## [Collected data]

* * *

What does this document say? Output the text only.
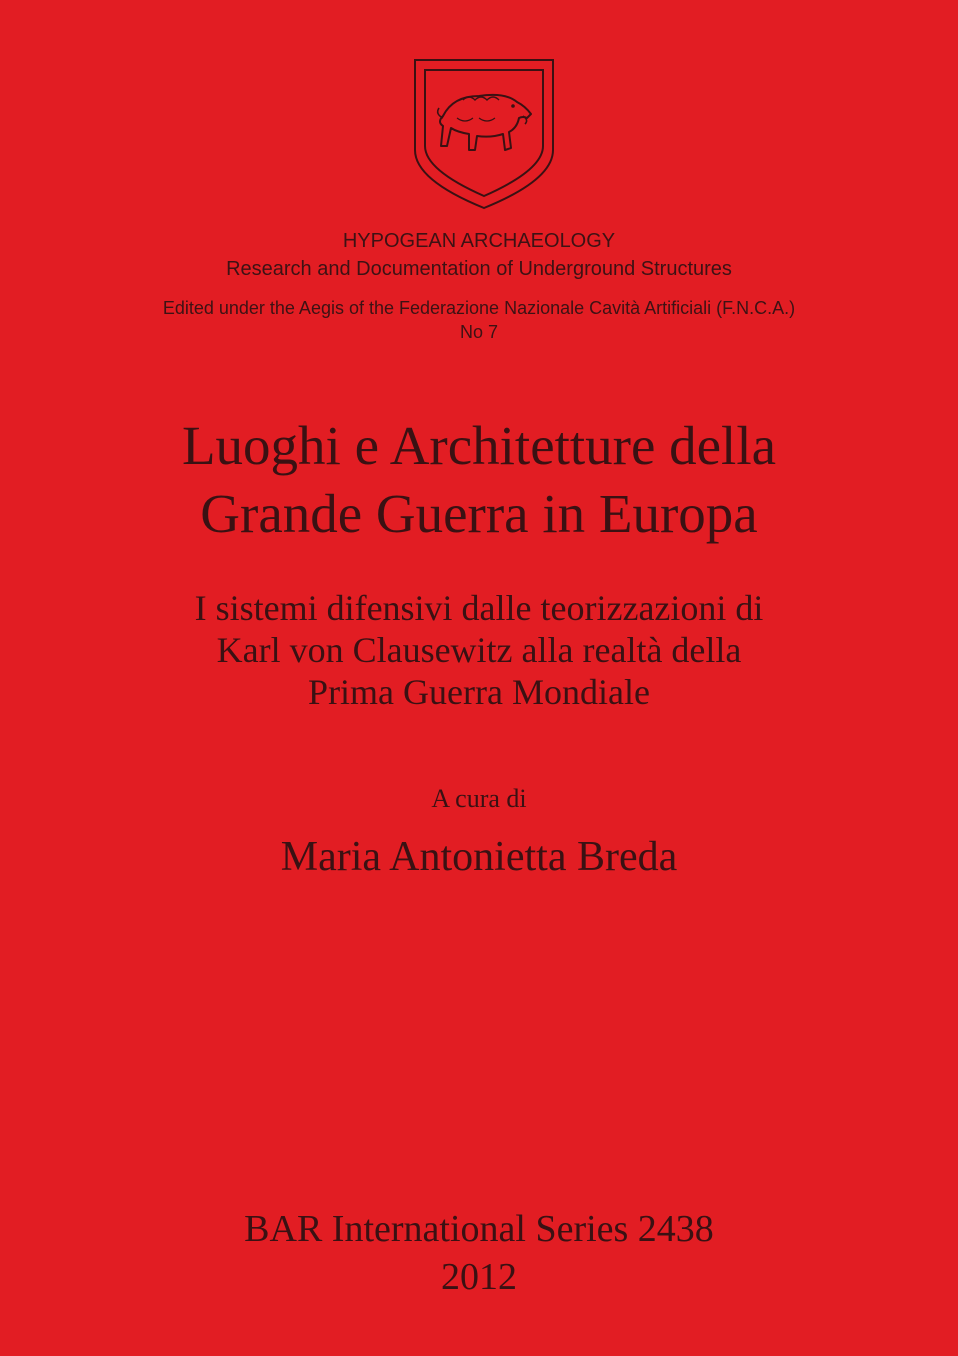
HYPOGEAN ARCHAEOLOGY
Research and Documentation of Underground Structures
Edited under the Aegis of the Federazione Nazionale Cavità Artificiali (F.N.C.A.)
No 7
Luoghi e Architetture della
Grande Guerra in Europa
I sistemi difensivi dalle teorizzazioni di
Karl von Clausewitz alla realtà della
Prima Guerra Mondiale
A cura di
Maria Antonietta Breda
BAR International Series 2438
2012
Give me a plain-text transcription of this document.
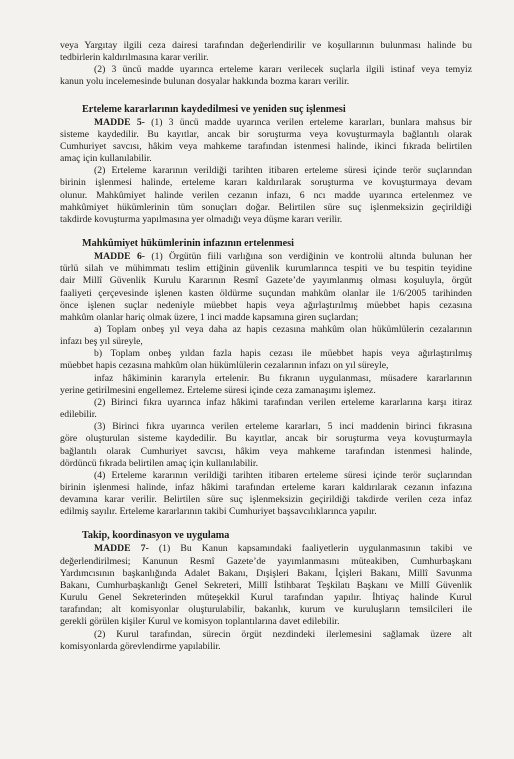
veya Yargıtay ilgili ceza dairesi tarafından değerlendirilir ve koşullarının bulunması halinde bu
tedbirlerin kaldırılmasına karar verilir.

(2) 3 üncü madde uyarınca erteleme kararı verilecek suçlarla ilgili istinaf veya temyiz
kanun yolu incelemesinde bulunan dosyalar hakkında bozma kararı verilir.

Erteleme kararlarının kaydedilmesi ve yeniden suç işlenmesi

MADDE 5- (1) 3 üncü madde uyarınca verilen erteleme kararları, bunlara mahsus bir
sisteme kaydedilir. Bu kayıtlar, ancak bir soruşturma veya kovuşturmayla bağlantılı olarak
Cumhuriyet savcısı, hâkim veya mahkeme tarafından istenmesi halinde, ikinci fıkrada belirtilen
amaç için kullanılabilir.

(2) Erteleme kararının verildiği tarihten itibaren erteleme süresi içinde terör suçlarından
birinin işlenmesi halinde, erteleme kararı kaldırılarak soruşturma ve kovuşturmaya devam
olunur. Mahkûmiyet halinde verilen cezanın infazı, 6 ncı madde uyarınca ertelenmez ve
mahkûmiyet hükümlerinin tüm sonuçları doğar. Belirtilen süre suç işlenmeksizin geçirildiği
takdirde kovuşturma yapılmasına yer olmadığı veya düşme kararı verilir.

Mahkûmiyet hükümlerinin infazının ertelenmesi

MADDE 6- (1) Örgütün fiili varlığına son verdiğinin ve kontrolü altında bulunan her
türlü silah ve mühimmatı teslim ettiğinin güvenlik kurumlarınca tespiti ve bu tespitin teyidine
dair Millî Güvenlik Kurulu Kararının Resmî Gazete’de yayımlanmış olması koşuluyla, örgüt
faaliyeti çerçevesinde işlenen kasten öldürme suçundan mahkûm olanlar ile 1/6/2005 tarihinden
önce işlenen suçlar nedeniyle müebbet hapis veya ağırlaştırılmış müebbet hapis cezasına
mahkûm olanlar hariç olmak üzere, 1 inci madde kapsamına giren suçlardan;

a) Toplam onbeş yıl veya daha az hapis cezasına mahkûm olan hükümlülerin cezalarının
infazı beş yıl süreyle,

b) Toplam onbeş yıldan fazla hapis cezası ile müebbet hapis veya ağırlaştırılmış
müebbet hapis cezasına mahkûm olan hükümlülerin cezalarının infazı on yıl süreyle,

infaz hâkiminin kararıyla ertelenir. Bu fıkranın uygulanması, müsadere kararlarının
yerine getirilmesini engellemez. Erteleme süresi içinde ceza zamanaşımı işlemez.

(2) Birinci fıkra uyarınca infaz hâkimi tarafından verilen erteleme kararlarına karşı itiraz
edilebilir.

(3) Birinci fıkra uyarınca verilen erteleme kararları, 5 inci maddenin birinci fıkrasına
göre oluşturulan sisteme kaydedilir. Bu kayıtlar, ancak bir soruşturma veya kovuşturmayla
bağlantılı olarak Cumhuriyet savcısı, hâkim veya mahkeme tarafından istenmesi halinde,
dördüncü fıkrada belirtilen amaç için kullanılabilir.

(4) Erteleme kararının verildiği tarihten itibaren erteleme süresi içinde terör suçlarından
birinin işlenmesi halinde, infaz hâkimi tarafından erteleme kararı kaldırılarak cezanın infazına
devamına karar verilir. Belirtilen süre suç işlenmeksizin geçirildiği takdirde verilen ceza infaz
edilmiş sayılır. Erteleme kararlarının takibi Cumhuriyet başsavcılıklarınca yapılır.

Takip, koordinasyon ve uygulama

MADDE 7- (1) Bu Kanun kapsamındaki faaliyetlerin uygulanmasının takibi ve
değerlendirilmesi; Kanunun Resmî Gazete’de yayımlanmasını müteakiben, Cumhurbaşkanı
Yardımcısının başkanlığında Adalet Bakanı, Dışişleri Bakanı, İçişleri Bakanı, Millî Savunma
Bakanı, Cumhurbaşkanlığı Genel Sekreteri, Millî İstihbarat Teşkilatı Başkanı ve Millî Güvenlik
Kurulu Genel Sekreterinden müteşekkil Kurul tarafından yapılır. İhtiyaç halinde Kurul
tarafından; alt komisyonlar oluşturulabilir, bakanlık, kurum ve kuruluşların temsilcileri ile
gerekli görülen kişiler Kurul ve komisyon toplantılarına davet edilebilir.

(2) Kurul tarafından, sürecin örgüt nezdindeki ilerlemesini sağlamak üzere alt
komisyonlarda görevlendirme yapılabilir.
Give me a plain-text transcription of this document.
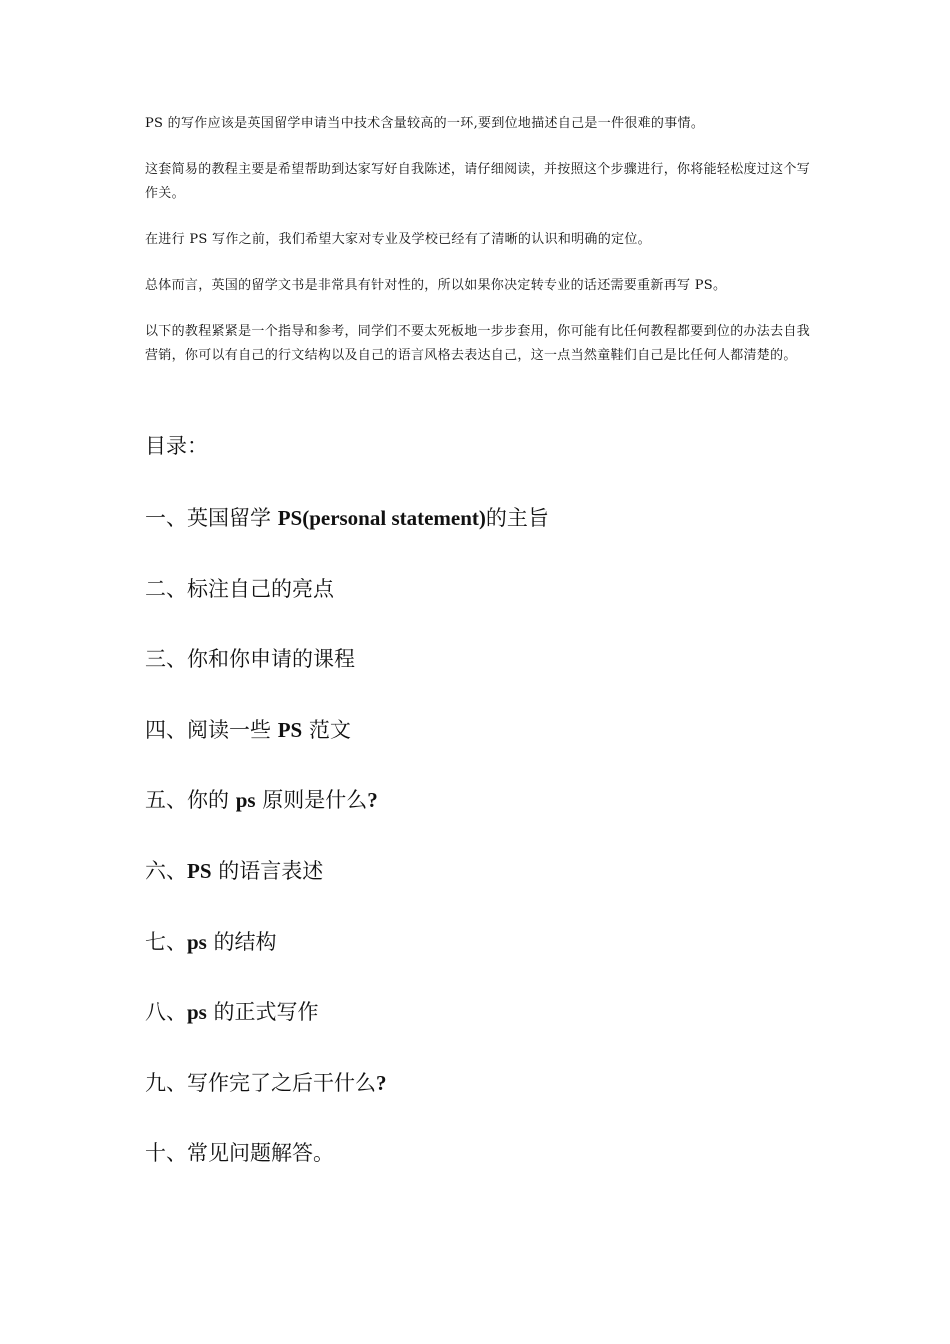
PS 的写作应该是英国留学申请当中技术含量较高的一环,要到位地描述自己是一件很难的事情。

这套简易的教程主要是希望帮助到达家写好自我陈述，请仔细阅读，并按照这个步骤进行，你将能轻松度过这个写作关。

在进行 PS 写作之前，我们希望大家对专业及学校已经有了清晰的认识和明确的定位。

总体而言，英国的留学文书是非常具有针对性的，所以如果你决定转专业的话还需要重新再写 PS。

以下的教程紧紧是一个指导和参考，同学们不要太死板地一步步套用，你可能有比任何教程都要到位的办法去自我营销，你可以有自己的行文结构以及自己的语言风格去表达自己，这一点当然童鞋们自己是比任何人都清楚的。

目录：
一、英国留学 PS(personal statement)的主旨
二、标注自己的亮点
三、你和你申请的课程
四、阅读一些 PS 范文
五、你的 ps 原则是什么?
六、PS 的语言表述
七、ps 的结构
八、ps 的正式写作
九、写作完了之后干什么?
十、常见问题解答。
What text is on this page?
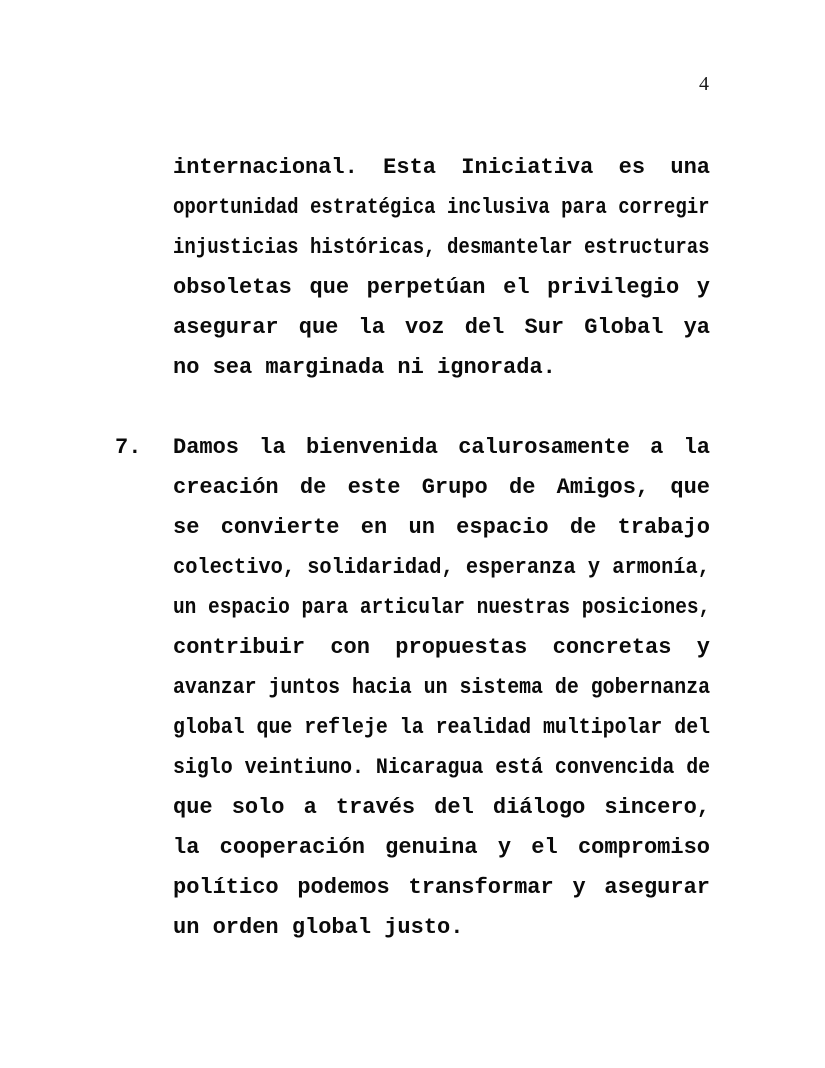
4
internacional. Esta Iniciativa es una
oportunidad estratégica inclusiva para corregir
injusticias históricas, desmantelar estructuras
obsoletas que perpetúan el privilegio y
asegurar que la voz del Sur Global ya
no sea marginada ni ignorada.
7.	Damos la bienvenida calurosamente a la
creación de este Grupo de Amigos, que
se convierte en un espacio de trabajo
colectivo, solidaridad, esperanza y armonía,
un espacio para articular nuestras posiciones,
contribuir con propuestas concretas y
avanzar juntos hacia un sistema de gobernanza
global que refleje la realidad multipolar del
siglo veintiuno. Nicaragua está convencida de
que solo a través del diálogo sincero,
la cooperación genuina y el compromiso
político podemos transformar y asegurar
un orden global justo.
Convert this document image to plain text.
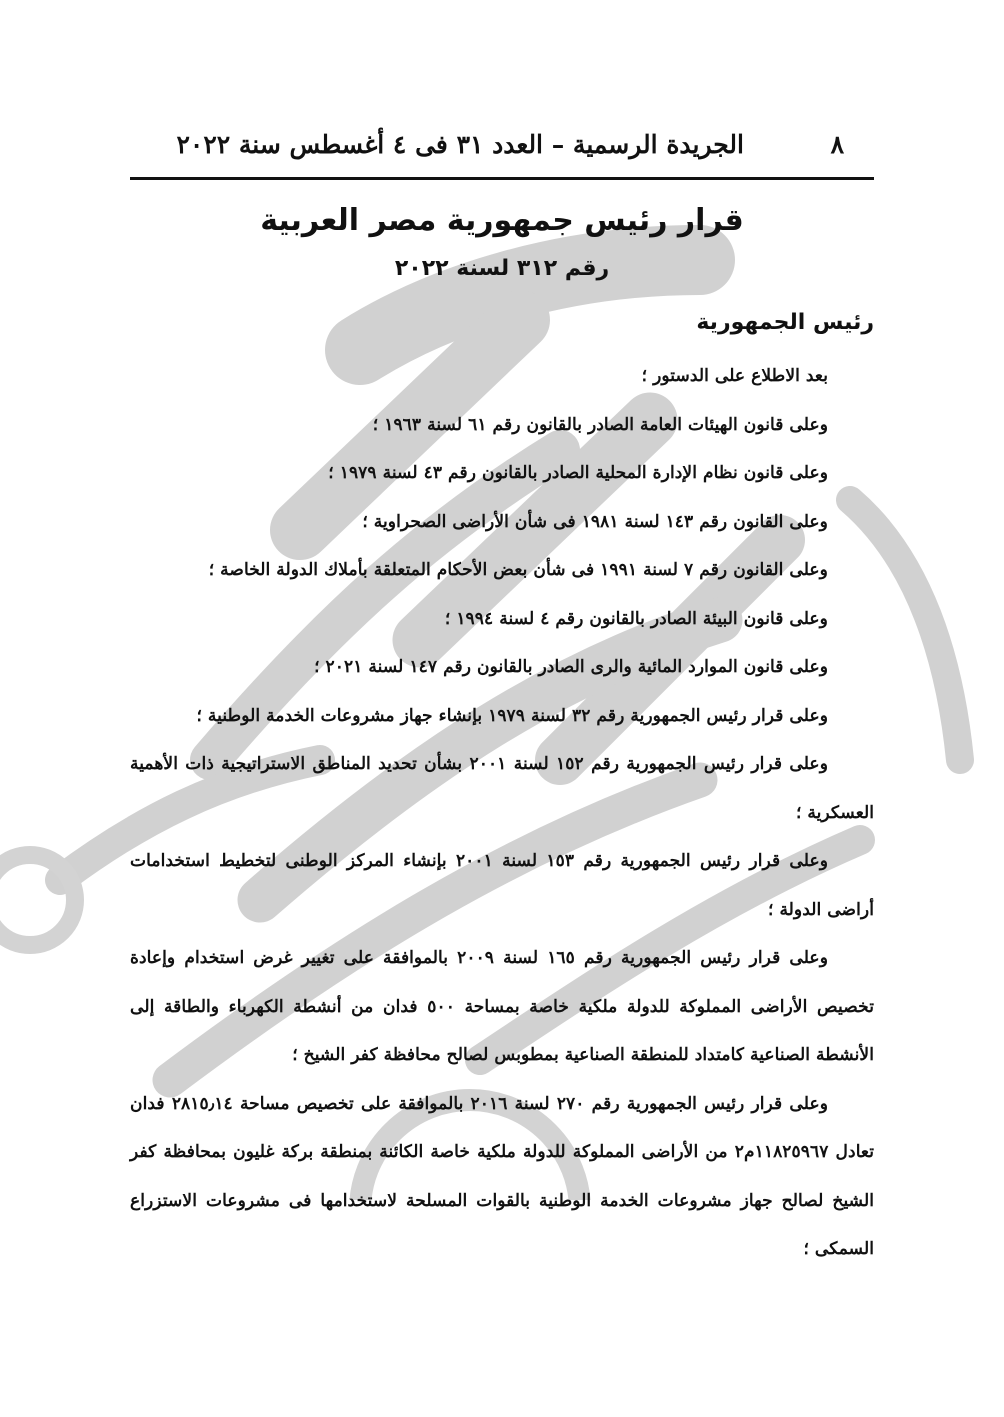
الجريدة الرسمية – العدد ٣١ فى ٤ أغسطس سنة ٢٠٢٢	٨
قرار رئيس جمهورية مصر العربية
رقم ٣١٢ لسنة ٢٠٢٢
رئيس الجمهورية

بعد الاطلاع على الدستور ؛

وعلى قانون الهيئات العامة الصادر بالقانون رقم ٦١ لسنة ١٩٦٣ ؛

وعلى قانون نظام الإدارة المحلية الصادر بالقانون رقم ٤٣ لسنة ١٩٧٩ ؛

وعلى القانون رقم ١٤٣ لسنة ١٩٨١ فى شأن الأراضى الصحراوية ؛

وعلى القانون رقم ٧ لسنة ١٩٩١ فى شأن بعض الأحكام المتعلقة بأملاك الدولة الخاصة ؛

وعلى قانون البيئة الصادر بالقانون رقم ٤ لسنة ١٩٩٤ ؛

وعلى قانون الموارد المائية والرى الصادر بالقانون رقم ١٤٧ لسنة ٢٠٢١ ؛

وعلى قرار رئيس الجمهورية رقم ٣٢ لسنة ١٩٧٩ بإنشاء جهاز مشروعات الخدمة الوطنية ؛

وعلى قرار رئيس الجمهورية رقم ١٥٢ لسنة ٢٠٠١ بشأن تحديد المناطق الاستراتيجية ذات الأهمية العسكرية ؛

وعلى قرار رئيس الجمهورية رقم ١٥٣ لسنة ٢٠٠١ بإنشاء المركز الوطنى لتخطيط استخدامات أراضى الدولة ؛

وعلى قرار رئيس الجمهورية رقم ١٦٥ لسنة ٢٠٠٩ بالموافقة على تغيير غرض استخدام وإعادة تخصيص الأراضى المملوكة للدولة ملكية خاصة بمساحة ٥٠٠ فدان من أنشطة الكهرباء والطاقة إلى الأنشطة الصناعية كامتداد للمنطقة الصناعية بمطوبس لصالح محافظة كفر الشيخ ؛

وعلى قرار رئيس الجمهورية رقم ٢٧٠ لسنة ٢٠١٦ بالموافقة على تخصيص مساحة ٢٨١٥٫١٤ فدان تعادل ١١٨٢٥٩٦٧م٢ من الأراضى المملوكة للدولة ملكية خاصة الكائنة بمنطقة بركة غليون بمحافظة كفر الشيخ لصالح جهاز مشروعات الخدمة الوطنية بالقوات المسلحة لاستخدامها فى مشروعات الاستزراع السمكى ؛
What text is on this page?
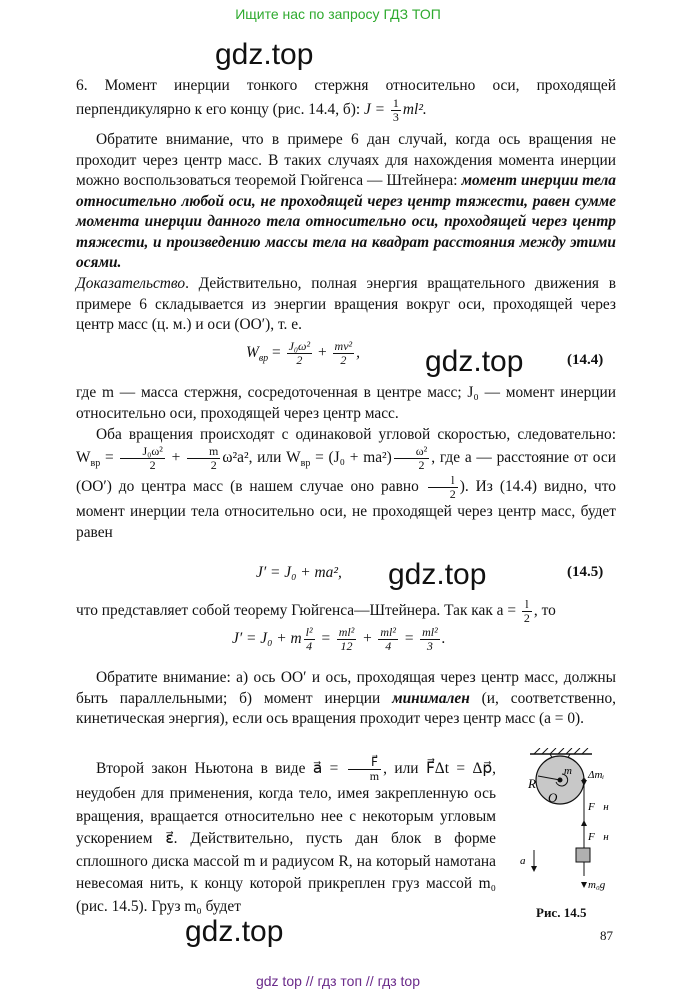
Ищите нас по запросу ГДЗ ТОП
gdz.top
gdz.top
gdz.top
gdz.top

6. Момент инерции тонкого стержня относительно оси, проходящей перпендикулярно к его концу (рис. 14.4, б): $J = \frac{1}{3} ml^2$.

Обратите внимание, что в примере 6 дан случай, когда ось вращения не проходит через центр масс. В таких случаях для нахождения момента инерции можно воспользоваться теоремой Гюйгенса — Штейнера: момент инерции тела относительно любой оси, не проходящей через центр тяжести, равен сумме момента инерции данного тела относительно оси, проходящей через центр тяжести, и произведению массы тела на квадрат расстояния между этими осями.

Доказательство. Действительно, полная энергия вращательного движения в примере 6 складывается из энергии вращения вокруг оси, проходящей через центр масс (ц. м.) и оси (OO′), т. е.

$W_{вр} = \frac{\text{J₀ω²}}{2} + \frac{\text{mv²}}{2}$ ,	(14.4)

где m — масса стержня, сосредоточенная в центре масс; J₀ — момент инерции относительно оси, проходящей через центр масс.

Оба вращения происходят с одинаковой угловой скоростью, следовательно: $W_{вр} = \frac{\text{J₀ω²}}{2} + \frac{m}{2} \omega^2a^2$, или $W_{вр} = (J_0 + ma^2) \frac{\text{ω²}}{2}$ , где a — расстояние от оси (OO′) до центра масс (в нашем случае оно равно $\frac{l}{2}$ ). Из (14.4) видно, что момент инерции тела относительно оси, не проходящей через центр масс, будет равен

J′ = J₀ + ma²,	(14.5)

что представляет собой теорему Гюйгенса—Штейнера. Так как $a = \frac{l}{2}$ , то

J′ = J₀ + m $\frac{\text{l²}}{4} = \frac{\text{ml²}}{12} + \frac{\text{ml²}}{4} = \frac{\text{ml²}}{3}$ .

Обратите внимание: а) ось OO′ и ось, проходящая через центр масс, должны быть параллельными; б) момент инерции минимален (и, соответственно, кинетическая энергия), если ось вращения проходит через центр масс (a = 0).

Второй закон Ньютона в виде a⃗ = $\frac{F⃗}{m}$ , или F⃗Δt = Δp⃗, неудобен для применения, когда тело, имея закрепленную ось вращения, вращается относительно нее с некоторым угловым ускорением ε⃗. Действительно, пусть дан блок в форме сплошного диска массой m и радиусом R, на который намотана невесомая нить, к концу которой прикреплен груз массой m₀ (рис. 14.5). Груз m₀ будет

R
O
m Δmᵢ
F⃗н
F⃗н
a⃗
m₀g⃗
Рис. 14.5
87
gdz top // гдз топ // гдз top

* * *

## [AIM]
Lines that hold "işlenen" are the ones to copy; find all of them.

## [RESPONSE TO THE TASK]
faaliyeti çerçevesinde işlenen kasten öldürme suçundan mahkûm olanlar ile 1/6/2005 tarihinden
önce işlenen suçlar nedeniyle müebbet hapis veya ağırlaştırılmış müebbet hapis cezasına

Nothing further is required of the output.